Set task
Any pictures in the records below should be skipped; write out everything else exactly.

Data lines

▼

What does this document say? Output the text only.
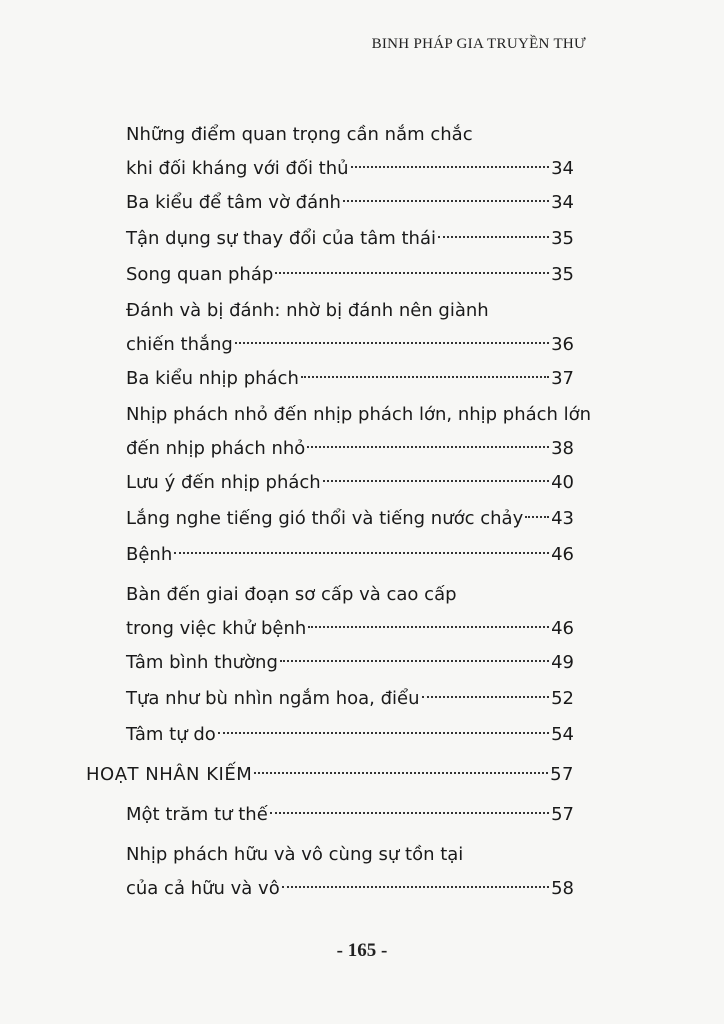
BINH PHÁP GIA TRUYỀN THƯ
Những điểm quan trọng cần nắm chắc
khi đối kháng với đối thủ	34
Ba kiểu để tâm vờ đánh	34
Tận dụng sự thay đổi của tâm thái	35
Song quan pháp	35
Đánh và bị đánh: nhờ bị đánh nên giành
chiến thắng	36
Ba kiểu nhịp phách	37
Nhịp phách nhỏ đến nhịp phách lớn, nhịp phách lớn
đến nhịp phách nhỏ	38
Lưu ý đến nhịp phách	40
Lắng nghe tiếng gió thổi và tiếng nước chảy 43
Bệnh	46
Bàn đến giai đoạn sơ cấp và cao cấp
trong việc khử bệnh	46
Tâm bình thường	49
Tựa như bù nhìn ngắm hoa, điểu	52
Tâm tự do	54
HOẠT NHÂN KIẾM	57
Một trăm tư thế	57
Nhịp phách hữu và vô cùng sự tồn tại
của cả hữu và vô	58
- 165 -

▲

Exercise response
What does this document say? Output the text only.
BINH PHÁP GIA TRUYỀN THƯ
Những điểm quan trọng cần nắm chắc
khi đối kháng với đối thủ	34
Ba kiểu để tâm vờ đánh	34
Tận dụng sự thay đổi của tâm thái	35
Song quan pháp	35
Đánh và bị đánh: nhờ bị đánh nên giành
chiến thắng	36
Ba kiểu nhịp phách	37
Nhịp phách nhỏ đến nhịp phách lớn, nhịp phách lớn
đến nhịp phách nhỏ	38
Lưu ý đến nhịp phách	40
Lắng nghe tiếng gió thổi và tiếng nước chảy 43
Bệnh	46
Bàn đến giai đoạn sơ cấp và cao cấp
trong việc khử bệnh	46
Tâm bình thường	49
Tựa như bù nhìn ngắm hoa, điểu	52
Tâm tự do	54
HOẠT NHÂN KIẾM	57
Một trăm tư thế	57
Nhịp phách hữu và vô cùng sự tồn tại
của cả hữu và vô	58
- 165 -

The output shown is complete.